### Records supplied
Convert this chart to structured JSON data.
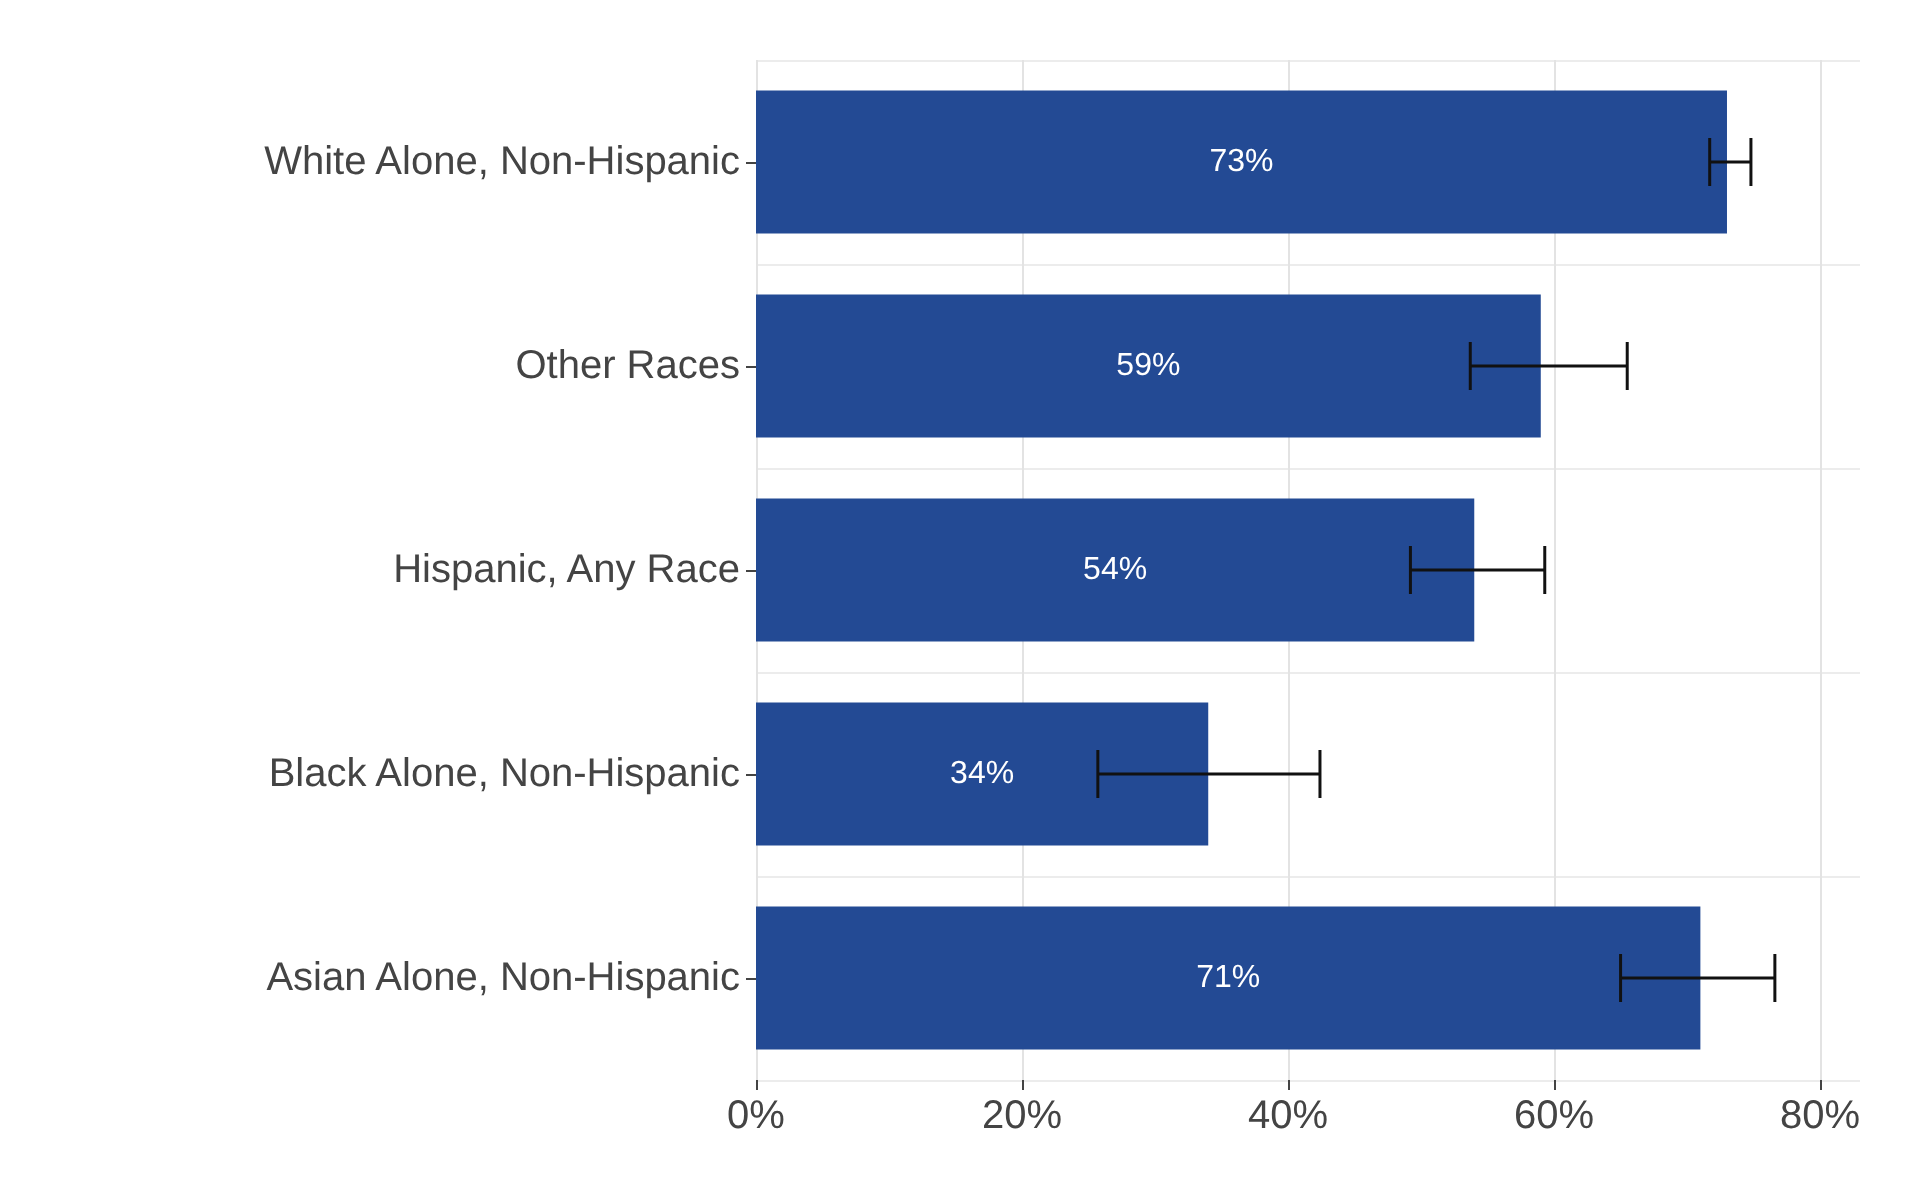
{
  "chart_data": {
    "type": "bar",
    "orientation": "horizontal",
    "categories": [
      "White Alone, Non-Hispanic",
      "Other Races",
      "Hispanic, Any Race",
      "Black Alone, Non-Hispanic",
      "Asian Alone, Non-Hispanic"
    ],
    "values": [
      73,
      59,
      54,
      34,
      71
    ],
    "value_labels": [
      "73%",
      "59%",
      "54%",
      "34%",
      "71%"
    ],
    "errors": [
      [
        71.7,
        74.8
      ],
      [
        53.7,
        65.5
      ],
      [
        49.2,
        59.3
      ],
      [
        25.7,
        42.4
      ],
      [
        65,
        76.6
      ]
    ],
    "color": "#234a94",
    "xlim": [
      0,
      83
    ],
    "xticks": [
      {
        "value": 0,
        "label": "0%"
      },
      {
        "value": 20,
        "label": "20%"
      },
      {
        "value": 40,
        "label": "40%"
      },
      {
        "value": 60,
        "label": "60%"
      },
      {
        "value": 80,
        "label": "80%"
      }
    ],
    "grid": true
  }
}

### Instructions for the task
Copy the listing over exactly, skipping the pictures it holds.

### Final result
Convert this chart to structured JSON data.
{
  "chart_data": {
    "type": "bar",
    "orientation": "horizontal",
    "categories": [
      "White Alone, Non-Hispanic",
      "Other Races",
      "Hispanic, Any Race",
      "Black Alone, Non-Hispanic",
      "Asian Alone, Non-Hispanic"
    ],
    "values": [
      73,
      59,
      54,
      34,
      71
    ],
    "value_labels": [
      "73%",
      "59%",
      "54%",
      "34%",
      "71%"
    ],
    "errors": [
      [
        71.7,
        74.8
      ],
      [
        53.7,
        65.5
      ],
      [
        49.2,
        59.3
      ],
      [
        25.7,
        42.4
      ],
      [
        65,
        76.6
      ]
    ],
    "color": "#234a94",
    "xlim": [
      0,
      83
    ],
    "xticks": [
      {
        "value": 0,
        "label": "0%"
      },
      {
        "value": 20,
        "label": "20%"
      },
      {
        "value": 40,
        "label": "40%"
      },
      {
        "value": 60,
        "label": "60%"
      },
      {
        "value": 80,
        "label": "80%"
      }
    ],
    "grid": true
  }
}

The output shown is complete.